===== Listed entries =====
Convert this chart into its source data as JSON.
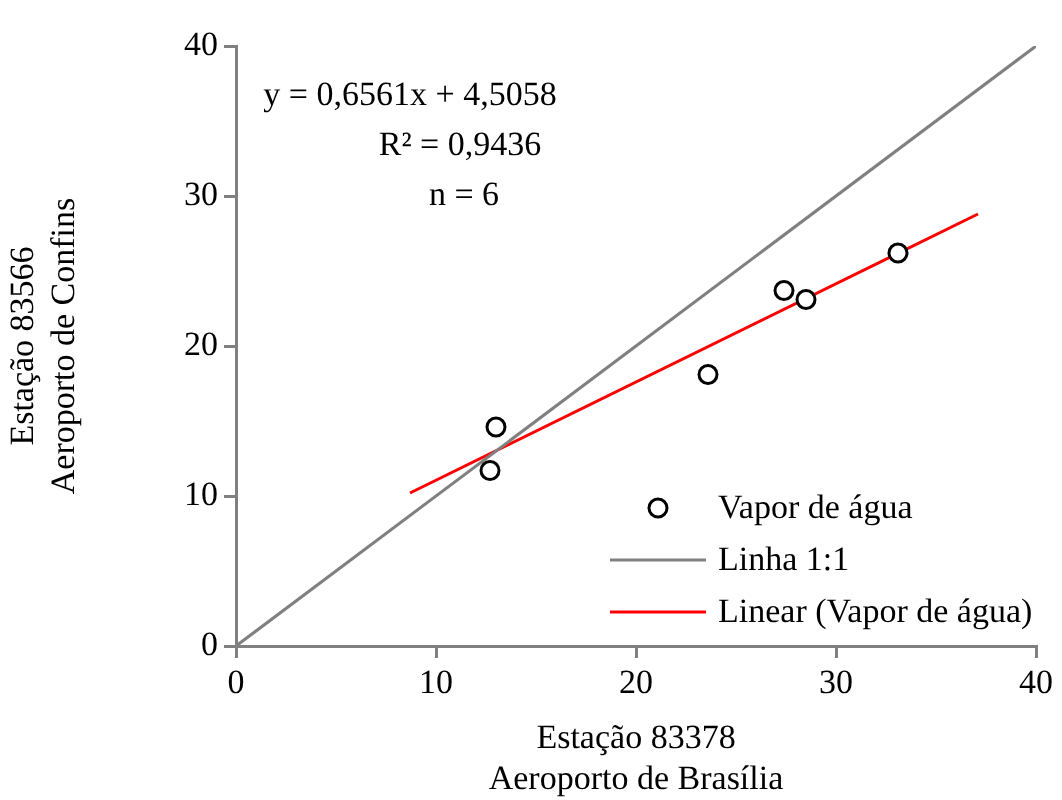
{
  "chart_data": {
    "type": "scatter",
    "xlabel": "Estação 83378\nAeroporto de Brasília",
    "ylabel": "Estação 83566\nAeroporto de Confins",
    "annotations": [
      "y = 0,6561x + 4,5058",
      "R² = 0,9436",
      "n = 6"
    ],
    "series": [
      {
        "name": "Vapor de água",
        "marker": "circle",
        "color": "#000000",
        "x": [
          13.0,
          12.7,
          23.6,
          27.4,
          28.5,
          33.1
        ],
        "values": [
          14.6,
          11.7,
          18.1,
          23.7,
          23.1,
          26.2
        ]
      },
      {
        "name": "Linha 1:1",
        "type": "line",
        "marker": "none",
        "color": "#808080",
        "x": [
          0,
          40
        ],
        "values": [
          0,
          40
        ]
      },
      {
        "name": "Linear (Vapor de água)",
        "type": "line",
        "marker": "none",
        "color": "#ff0000",
        "x": [
          8.7,
          37.1
        ],
        "values": [
          10.2,
          28.8
        ]
      }
    ],
    "xlim": [
      0,
      40
    ],
    "xticks": [
      0,
      10,
      20,
      30,
      40
    ],
    "ylim": [
      0,
      40
    ],
    "yticks": [
      0,
      10,
      20,
      30,
      40
    ],
    "grid": false,
    "legend": "bottom right"
  }
}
=====
Prompt. Repeat the records above exactly, leaving out the pictures.

Answer to this exercise.
Convert this chart into its source data as JSON.
{
  "chart_data": {
    "type": "scatter",
    "xlabel": "Estação 83378\nAeroporto de Brasília",
    "ylabel": "Estação 83566\nAeroporto de Confins",
    "annotations": [
      "y = 0,6561x + 4,5058",
      "R² = 0,9436",
      "n = 6"
    ],
    "series": [
      {
        "name": "Vapor de água",
        "marker": "circle",
        "color": "#000000",
        "x": [
          13.0,
          12.7,
          23.6,
          27.4,
          28.5,
          33.1
        ],
        "values": [
          14.6,
          11.7,
          18.1,
          23.7,
          23.1,
          26.2
        ]
      },
      {
        "name": "Linha 1:1",
        "type": "line",
        "marker": "none",
        "color": "#808080",
        "x": [
          0,
          40
        ],
        "values": [
          0,
          40
        ]
      },
      {
        "name": "Linear (Vapor de água)",
        "type": "line",
        "marker": "none",
        "color": "#ff0000",
        "x": [
          8.7,
          37.1
        ],
        "values": [
          10.2,
          28.8
        ]
      }
    ],
    "xlim": [
      0,
      40
    ],
    "xticks": [
      0,
      10,
      20,
      30,
      40
    ],
    "ylim": [
      0,
      40
    ],
    "yticks": [
      0,
      10,
      20,
      30,
      40
    ],
    "grid": false,
    "legend": "bottom right"
  }
}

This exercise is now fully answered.